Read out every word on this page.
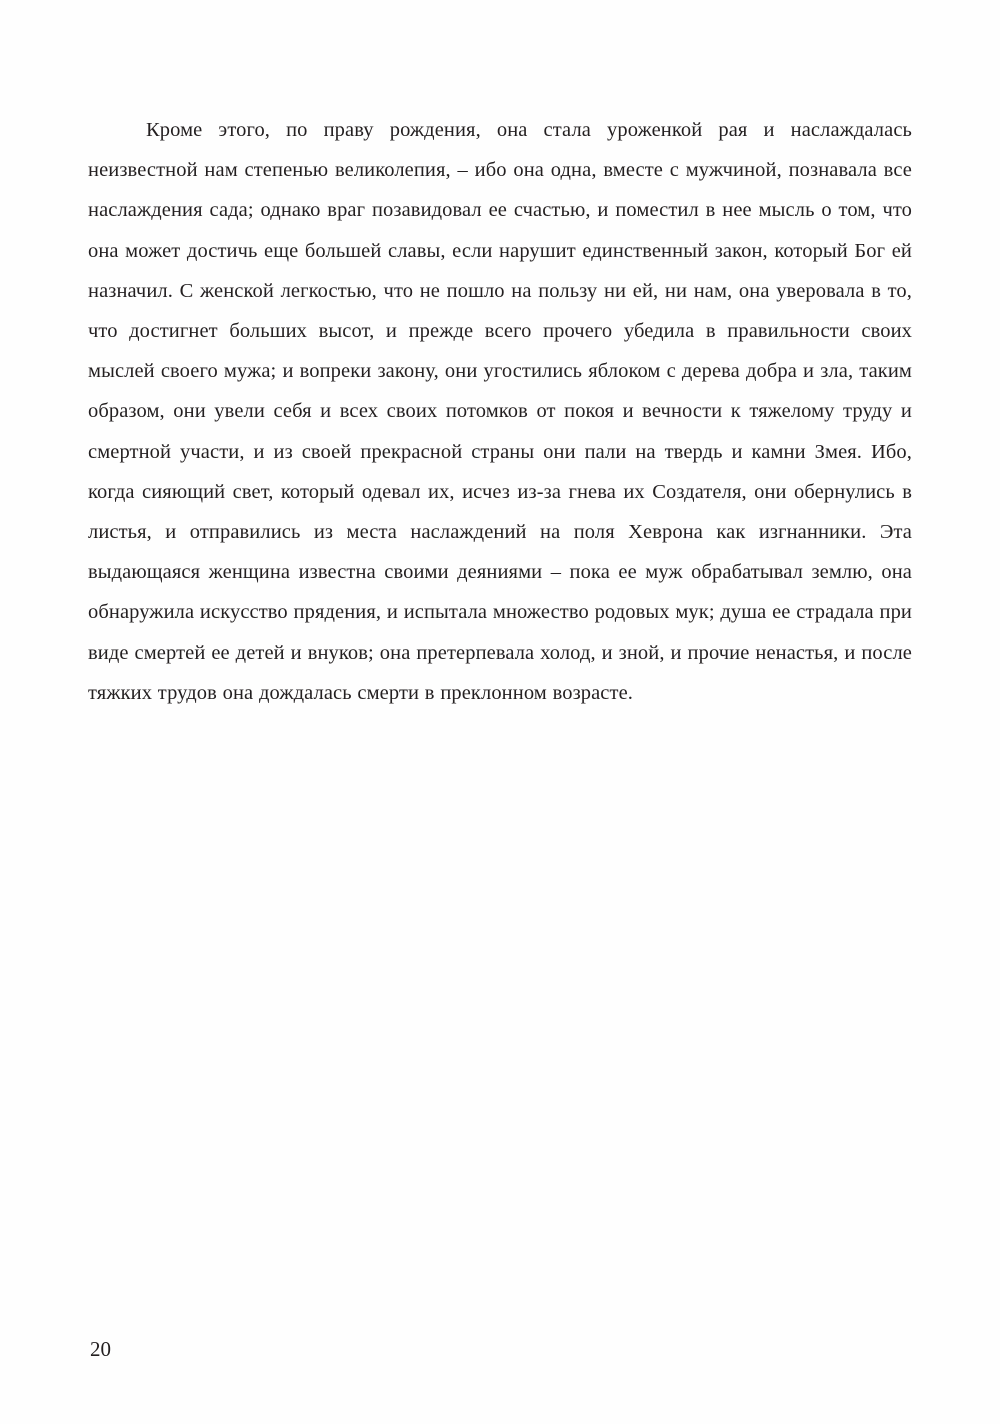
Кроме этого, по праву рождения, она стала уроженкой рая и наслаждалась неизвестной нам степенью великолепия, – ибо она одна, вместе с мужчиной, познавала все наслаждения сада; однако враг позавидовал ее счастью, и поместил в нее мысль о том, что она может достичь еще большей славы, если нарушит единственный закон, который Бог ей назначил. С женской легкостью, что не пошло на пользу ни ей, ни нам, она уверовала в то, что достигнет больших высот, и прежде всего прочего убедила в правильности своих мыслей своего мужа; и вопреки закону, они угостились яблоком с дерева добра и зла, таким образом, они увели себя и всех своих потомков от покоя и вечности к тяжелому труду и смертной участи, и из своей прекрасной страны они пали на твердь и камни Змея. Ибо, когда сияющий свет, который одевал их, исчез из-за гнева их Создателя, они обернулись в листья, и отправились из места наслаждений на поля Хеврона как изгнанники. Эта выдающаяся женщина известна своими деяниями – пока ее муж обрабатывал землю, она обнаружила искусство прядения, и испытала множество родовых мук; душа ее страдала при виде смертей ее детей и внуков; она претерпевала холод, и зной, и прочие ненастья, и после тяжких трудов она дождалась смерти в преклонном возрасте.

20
★ ★ ★ ★ ★ ★ ★
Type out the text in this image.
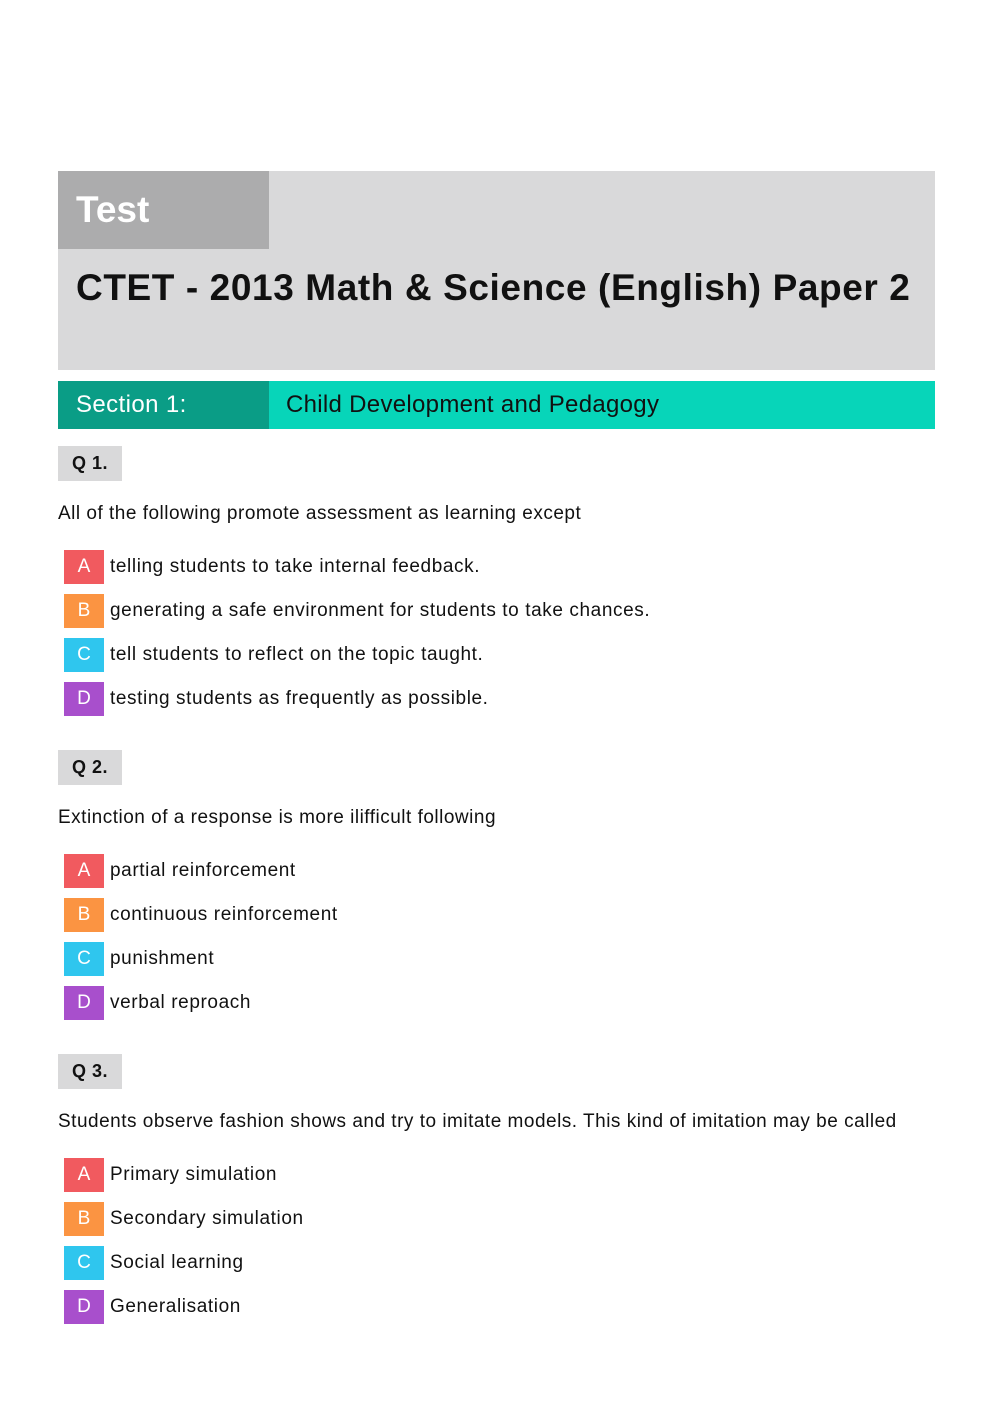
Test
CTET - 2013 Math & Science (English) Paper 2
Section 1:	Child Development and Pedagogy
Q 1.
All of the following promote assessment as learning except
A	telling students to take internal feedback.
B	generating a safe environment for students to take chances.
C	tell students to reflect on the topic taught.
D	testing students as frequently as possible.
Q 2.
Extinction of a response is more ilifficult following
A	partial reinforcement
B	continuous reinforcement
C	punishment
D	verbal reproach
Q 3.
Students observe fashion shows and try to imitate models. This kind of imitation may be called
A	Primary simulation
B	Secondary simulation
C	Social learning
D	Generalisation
★ ★ ★ ★ ★ ★ ★
Copy out every line from the records that has the word "take".

Response to the task:
A	telling students to take internal feedback.
B	generating a safe environment for students to take chances.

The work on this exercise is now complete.